*Your instructions*. Identify each line below that contains the word "lying", and copy it out.

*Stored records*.
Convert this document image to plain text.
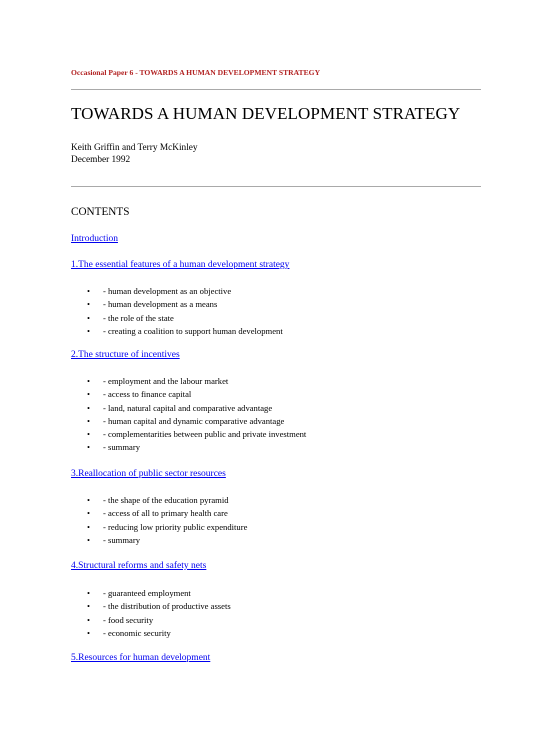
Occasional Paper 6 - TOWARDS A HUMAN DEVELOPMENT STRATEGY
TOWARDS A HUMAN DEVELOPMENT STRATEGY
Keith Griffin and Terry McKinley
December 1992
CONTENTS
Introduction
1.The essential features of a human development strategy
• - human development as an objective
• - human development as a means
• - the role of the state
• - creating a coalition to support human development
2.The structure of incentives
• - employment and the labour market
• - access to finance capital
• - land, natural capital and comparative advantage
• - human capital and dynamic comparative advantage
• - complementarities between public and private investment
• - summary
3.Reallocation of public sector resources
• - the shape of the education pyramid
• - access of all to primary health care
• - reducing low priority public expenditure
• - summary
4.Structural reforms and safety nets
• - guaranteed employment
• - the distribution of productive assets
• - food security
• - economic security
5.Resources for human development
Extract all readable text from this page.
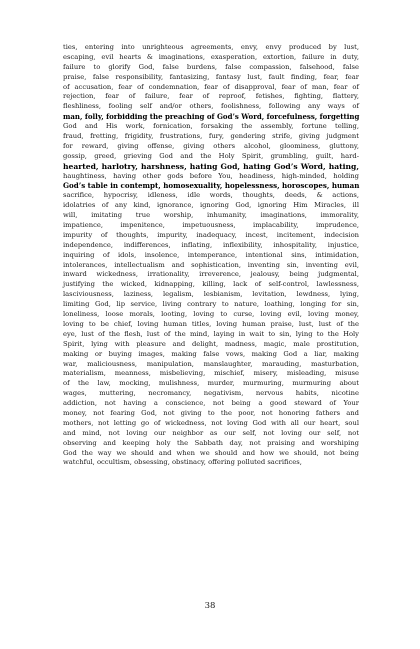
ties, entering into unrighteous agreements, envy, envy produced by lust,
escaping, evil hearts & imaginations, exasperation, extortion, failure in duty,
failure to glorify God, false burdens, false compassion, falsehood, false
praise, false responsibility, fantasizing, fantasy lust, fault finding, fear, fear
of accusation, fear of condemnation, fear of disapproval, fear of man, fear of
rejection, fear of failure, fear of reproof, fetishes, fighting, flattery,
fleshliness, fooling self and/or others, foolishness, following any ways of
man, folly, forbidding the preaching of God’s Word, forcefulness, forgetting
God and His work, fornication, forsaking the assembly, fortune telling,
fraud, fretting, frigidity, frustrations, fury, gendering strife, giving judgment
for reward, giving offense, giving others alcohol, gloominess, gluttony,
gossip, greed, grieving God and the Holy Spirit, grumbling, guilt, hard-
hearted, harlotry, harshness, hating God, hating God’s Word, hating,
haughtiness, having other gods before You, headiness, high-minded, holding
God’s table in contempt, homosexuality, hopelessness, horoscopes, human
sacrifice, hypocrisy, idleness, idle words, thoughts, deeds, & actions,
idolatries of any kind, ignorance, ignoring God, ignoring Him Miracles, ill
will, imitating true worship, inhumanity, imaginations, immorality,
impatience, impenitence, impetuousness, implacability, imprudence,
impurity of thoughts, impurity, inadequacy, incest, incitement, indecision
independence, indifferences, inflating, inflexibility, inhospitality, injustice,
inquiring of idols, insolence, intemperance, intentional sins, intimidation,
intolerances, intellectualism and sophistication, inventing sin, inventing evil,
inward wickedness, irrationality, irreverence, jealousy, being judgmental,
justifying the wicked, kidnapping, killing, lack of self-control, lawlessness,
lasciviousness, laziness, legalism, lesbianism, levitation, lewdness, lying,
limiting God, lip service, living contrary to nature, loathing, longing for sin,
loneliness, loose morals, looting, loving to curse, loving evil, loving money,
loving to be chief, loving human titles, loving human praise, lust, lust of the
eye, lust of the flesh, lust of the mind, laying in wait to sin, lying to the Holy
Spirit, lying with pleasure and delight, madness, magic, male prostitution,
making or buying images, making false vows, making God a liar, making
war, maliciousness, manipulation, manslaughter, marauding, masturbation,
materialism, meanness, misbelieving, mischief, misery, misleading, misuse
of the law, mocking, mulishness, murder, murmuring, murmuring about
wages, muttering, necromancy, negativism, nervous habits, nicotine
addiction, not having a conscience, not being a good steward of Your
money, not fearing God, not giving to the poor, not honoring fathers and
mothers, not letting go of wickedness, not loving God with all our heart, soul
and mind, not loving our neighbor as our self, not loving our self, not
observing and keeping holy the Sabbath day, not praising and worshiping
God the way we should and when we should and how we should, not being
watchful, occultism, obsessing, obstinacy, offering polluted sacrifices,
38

*Complete output*.
lasciviousness, laziness, legalism, lesbianism, levitation, lewdness, lying,
eye, lust of the flesh, lust of the mind, laying in wait to sin, lying to the Holy
Spirit, lying with pleasure and delight, madness, magic, male prostitution,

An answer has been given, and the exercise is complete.